▸ REQUEST:
Copy out everything from the line containing "Find all labels, buttons, inputs, and" down to the line containing "tab-front-label: Front xyxy=(27,133,58,149)", both included.

[Start GIVEN INFORMATION]

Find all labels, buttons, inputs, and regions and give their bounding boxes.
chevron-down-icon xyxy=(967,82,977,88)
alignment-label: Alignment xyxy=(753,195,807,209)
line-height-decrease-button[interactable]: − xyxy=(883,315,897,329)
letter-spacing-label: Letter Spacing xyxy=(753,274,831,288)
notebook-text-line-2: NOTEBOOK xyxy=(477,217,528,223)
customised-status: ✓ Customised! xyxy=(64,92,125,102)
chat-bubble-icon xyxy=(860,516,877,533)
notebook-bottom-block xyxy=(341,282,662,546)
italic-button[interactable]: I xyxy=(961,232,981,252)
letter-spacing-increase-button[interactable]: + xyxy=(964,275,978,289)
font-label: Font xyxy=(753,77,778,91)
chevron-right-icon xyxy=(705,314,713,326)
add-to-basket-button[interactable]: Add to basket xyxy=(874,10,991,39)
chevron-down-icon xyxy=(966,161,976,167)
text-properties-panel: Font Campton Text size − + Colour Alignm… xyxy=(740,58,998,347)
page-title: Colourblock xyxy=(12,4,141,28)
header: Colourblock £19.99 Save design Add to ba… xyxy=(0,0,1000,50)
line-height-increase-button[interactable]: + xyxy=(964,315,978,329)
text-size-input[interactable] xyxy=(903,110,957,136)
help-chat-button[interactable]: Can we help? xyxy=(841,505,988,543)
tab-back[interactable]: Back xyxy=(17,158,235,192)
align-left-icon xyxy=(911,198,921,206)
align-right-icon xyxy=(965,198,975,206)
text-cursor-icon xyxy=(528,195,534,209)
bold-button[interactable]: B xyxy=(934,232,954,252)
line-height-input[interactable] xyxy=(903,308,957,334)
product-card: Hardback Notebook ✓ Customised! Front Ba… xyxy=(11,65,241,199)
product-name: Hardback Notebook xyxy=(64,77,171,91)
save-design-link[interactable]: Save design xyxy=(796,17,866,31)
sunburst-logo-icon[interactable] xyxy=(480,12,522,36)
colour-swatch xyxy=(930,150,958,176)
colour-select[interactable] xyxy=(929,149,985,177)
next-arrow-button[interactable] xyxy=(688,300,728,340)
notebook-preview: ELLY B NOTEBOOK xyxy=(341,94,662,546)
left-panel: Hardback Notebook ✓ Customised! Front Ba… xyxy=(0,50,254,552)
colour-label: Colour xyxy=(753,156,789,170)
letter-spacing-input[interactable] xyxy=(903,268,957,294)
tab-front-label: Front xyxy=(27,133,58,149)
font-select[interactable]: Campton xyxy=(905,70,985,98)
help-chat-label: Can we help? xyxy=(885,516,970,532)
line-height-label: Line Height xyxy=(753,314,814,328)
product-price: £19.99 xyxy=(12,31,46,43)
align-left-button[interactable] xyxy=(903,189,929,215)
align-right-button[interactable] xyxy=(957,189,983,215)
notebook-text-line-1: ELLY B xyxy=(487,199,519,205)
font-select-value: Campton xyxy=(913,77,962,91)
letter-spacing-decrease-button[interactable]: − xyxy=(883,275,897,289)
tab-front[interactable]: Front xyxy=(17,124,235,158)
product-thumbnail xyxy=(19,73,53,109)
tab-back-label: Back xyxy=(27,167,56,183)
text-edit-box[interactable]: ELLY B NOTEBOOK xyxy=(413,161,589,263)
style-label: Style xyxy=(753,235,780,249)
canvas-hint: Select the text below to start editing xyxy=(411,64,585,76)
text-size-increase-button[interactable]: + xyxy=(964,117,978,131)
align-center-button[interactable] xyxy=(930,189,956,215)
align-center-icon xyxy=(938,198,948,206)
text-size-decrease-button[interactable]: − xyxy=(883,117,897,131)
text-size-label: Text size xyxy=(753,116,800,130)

[End GIVEN INFORMATION]
[Start GIVEN INFORMATION]

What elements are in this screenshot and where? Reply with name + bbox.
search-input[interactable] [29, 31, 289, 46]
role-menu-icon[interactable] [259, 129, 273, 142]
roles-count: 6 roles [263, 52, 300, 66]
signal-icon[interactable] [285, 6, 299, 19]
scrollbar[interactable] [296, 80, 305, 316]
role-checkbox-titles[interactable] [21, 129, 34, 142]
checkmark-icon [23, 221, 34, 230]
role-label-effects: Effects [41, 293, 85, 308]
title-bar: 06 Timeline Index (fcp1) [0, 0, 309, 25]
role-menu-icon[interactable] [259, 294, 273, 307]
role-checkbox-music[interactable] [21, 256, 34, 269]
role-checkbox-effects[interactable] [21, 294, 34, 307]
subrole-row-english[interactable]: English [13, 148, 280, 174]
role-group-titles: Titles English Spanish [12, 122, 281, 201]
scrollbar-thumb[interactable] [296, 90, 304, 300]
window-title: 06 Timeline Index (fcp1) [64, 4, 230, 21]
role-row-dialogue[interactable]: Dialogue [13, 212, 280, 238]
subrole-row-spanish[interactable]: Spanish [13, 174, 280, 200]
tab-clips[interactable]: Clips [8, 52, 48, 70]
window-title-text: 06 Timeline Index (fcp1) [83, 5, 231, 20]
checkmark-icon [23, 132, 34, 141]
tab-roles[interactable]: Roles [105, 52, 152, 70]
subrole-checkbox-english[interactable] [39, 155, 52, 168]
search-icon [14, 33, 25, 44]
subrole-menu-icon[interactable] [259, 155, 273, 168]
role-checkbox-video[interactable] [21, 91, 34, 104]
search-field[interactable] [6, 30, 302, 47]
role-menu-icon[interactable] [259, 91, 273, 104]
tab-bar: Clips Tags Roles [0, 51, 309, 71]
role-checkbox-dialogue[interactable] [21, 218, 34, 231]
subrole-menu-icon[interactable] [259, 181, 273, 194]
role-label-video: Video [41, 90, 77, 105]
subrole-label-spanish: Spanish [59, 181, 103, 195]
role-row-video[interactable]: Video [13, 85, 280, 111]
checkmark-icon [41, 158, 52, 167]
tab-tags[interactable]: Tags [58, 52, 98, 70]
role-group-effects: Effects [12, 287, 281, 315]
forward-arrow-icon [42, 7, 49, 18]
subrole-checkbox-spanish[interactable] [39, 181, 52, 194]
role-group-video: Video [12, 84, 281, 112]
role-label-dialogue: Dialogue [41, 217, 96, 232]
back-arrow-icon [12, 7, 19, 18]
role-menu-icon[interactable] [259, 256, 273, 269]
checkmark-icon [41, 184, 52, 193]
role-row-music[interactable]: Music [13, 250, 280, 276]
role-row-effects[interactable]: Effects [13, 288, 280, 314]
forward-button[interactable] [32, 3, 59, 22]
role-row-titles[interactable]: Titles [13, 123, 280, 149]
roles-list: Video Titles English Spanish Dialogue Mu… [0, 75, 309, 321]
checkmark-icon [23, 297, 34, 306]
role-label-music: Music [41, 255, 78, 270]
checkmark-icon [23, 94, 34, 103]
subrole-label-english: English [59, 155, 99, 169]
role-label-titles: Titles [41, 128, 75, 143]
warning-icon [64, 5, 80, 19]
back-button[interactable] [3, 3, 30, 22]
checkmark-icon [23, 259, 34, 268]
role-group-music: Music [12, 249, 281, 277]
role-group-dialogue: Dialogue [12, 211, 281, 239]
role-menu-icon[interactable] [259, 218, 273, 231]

[End GIVEN INFORMATION]
[Start GIVEN INFORMATION]

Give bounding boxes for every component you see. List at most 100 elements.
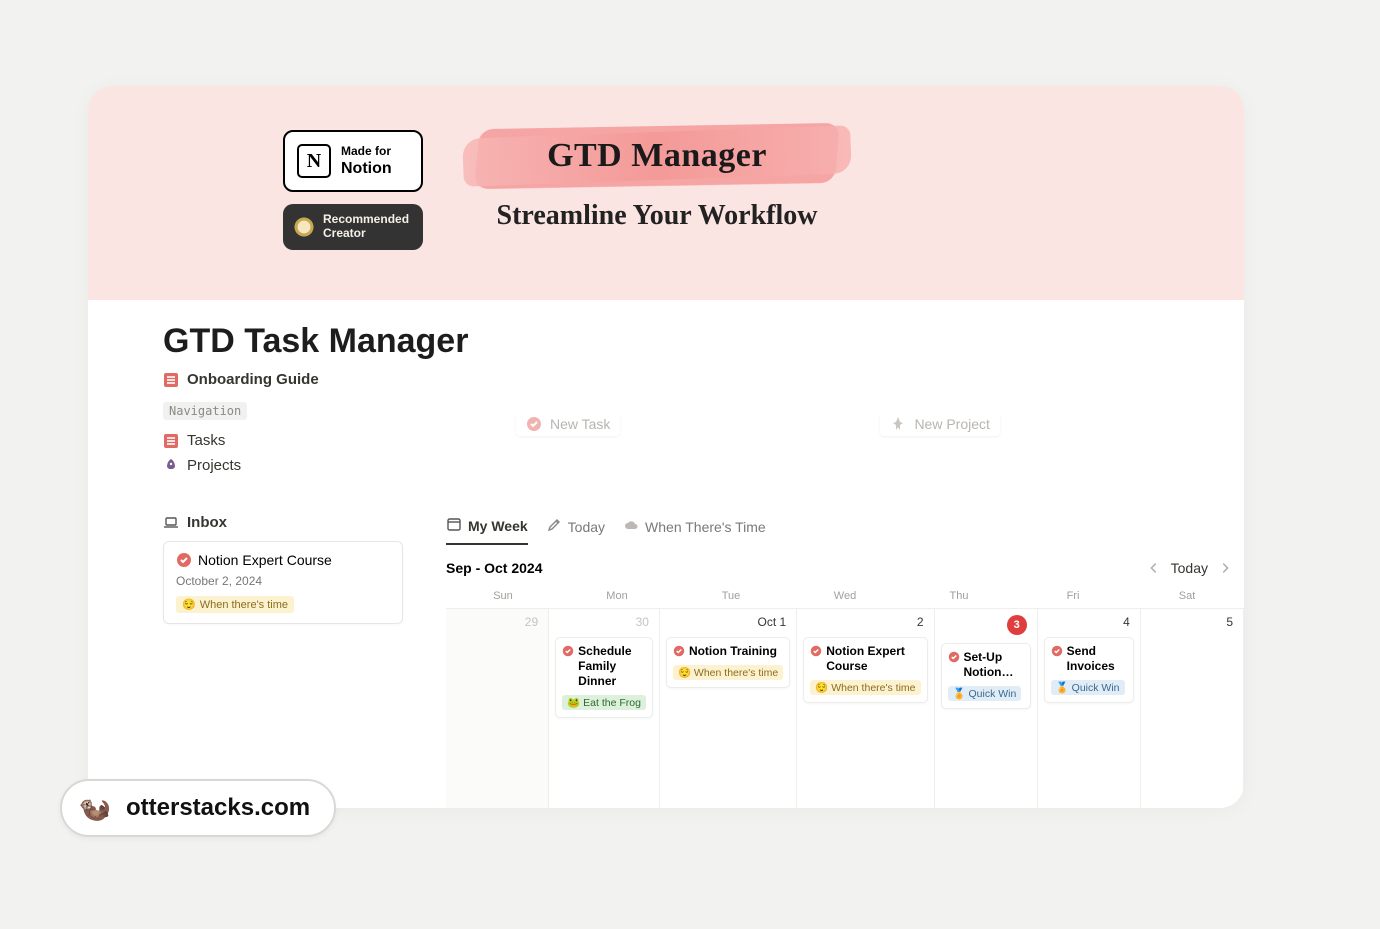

[End GIVEN INFORMATION]

▸ PROBLEM SOLUTION:
Find all labels, buttons, inputs, and regions and give their bounding boxes.
chevron-down-icon xyxy=(967,82,977,88)
alignment-label: Alignment xyxy=(753,195,807,209)
line-height-decrease-button[interactable]: − xyxy=(883,315,897,329)
letter-spacing-label: Letter Spacing xyxy=(753,274,831,288)
notebook-text-line-2: NOTEBOOK xyxy=(477,217,528,223)
customised-status: ✓ Customised! xyxy=(64,92,125,102)
chat-bubble-icon xyxy=(860,516,877,533)
notebook-bottom-block xyxy=(341,282,662,546)
italic-button[interactable]: I xyxy=(961,232,981,252)
letter-spacing-increase-button[interactable]: + xyxy=(964,275,978,289)
font-label: Font xyxy=(753,77,778,91)
chevron-right-icon xyxy=(705,314,713,326)
add-to-basket-button[interactable]: Add to basket xyxy=(874,10,991,39)
chevron-down-icon xyxy=(966,161,976,167)
text-properties-panel: Font Campton Text size − + Colour Alignm… xyxy=(740,58,998,347)
page-title: Colourblock xyxy=(12,4,141,28)
header: Colourblock £19.99 Save design Add to ba… xyxy=(0,0,1000,50)
line-height-increase-button[interactable]: + xyxy=(964,315,978,329)
text-size-input[interactable] xyxy=(903,110,957,136)
help-chat-button[interactable]: Can we help? xyxy=(841,505,988,543)
tab-back[interactable]: Back xyxy=(17,158,235,192)
align-left-icon xyxy=(911,198,921,206)
align-right-icon xyxy=(965,198,975,206)
text-cursor-icon xyxy=(528,195,534,209)
bold-button[interactable]: B xyxy=(934,232,954,252)
line-height-input[interactable] xyxy=(903,308,957,334)
product-card: Hardback Notebook ✓ Customised! Front Ba… xyxy=(11,65,241,199)
product-name: Hardback Notebook xyxy=(64,77,171,91)
save-design-link[interactable]: Save design xyxy=(796,17,866,31)
sunburst-logo-icon[interactable] xyxy=(480,12,522,36)
colour-swatch xyxy=(930,150,958,176)
colour-select[interactable] xyxy=(929,149,985,177)
next-arrow-button[interactable] xyxy=(688,300,728,340)
notebook-preview: ELLY B NOTEBOOK xyxy=(341,94,662,546)
left-panel: Hardback Notebook ✓ Customised! Front Ba… xyxy=(0,50,254,552)
colour-label: Colour xyxy=(753,156,789,170)
letter-spacing-input[interactable] xyxy=(903,268,957,294)
tab-front-label: Front xyxy=(27,133,58,149)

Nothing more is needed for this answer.